## What is expected
Write out the material exactly, without any of its pictures.

## Provided material
+++++
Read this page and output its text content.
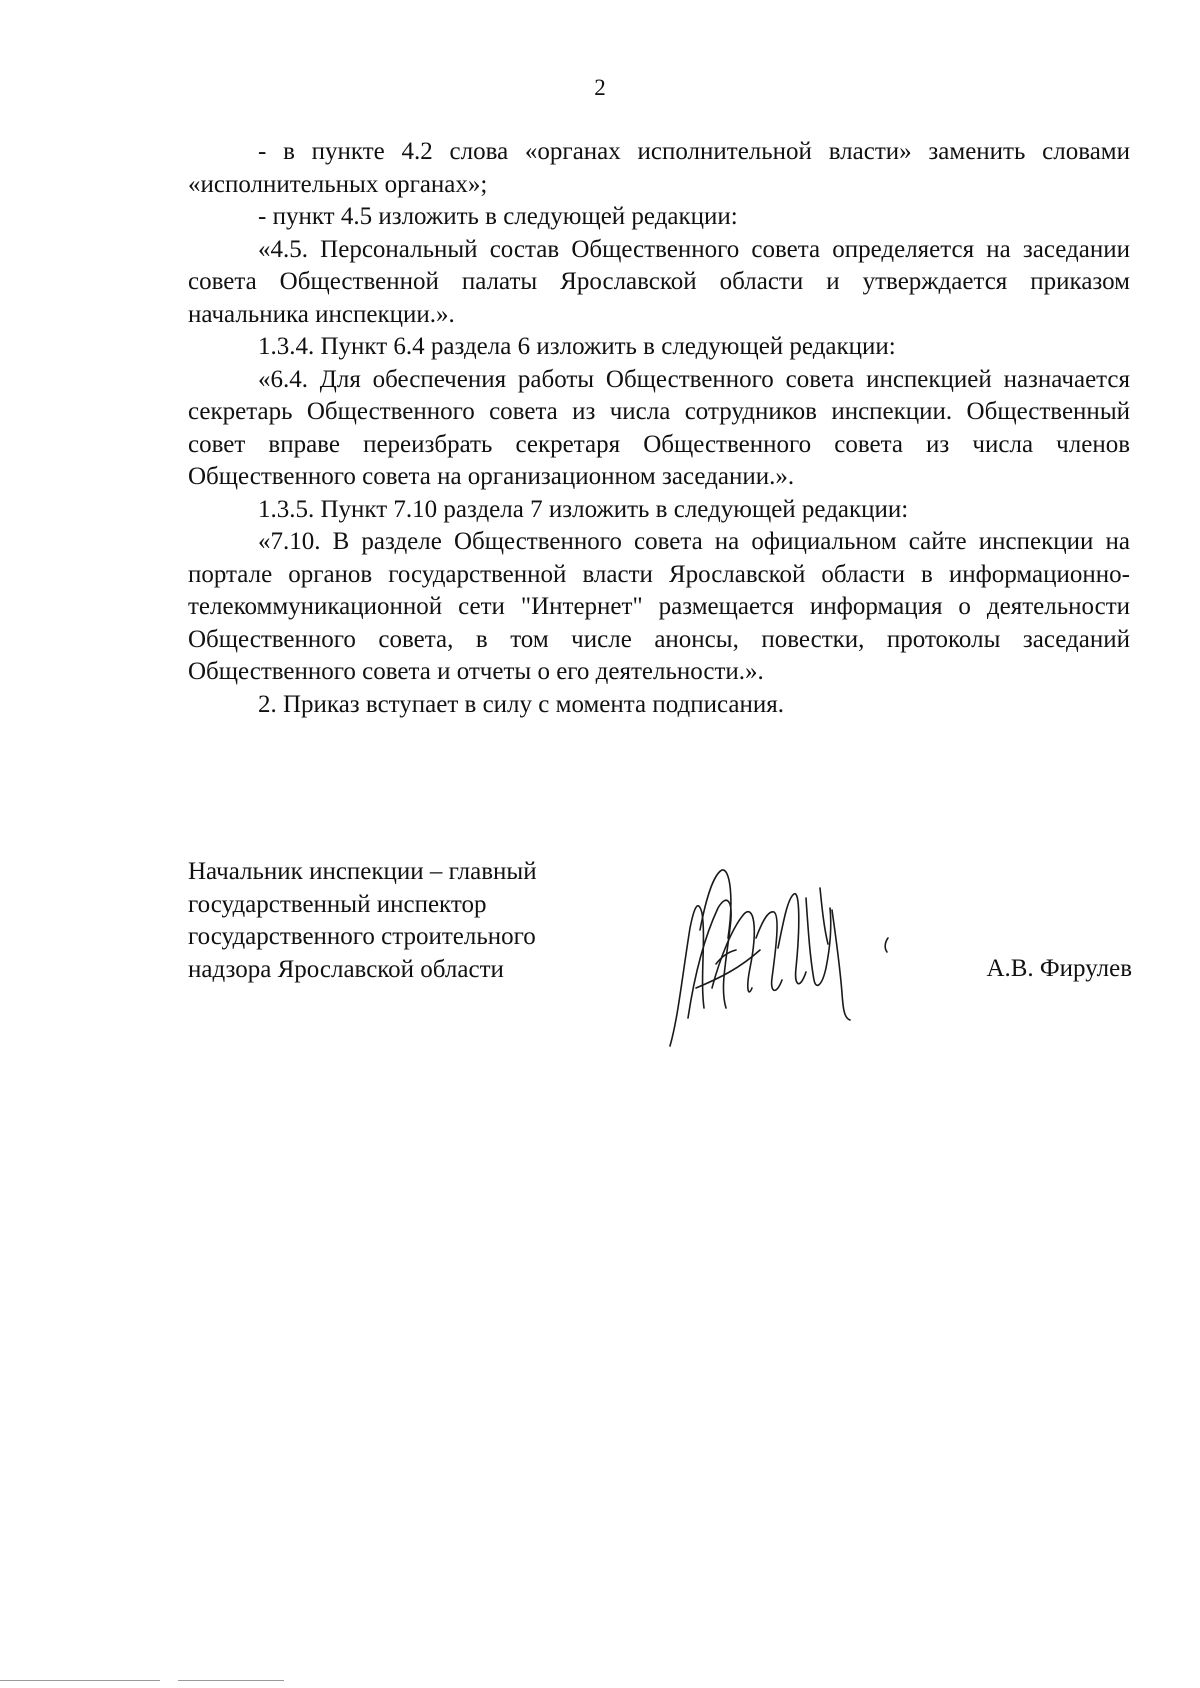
2

- в пункте 4.2 слова «органах исполнительной власти» заменить словами «исполнительных органах»;

- пункт 4.5 изложить в следующей редакции:

«4.5. Персональный состав Общественного совета определяется на заседании совета Общественной палаты Ярославской области и утверждается приказом начальника инспекции.».

1.3.4. Пункт 6.4 раздела 6 изложить в следующей редакции:

«6.4. Для обеспечения работы Общественного совета инспекцией назначается секретарь Общественного совета из числа сотрудников инспекции. Общественный совет вправе переизбрать секретаря Общественного совета из числа членов Общественного совета на организационном заседании.».

1.3.5. Пункт 7.10 раздела 7 изложить в следующей редакции:

«7.10. В разделе Общественного совета на официальном сайте инспекции на портале органов государственной власти Ярославской области в информационно-телекоммуникационной сети "Интернет" размещается информация о деятельности Общественного совета, в том числе анонсы, повестки, протоколы заседаний Общественного совета и отчеты о его деятельности.».

2. Приказ вступает в силу с момента подписания.

Начальник инспекции – главный
государственный инспектор
государственного строительного
надзора Ярославской области	А.В. Фирулев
+++++
## Final result
Read this page and output its text content.
2

- в пункте 4.2 слова «органах исполнительной власти» заменить словами «исполнительных органах»;

- пункт 4.5 изложить в следующей редакции:

«4.5. Персональный состав Общественного совета определяется на заседании совета Общественной палаты Ярославской области и утверждается приказом начальника инспекции.».

1.3.4. Пункт 6.4 раздела 6 изложить в следующей редакции:

«6.4. Для обеспечения работы Общественного совета инспекцией назначается секретарь Общественного совета из числа сотрудников инспекции. Общественный совет вправе переизбрать секретаря Общественного совета из числа членов Общественного совета на организационном заседании.».

1.3.5. Пункт 7.10 раздела 7 изложить в следующей редакции:

«7.10. В разделе Общественного совета на официальном сайте инспекции на портале органов государственной власти Ярославской области в информационно-телекоммуникационной сети "Интернет" размещается информация о деятельности Общественного совета, в том числе анонсы, повестки, протоколы заседаний Общественного совета и отчеты о его деятельности.».

2. Приказ вступает в силу с момента подписания.

Начальник инспекции – главный
государственный инспектор
государственного строительного
надзора Ярославской области	А.В. Фирулев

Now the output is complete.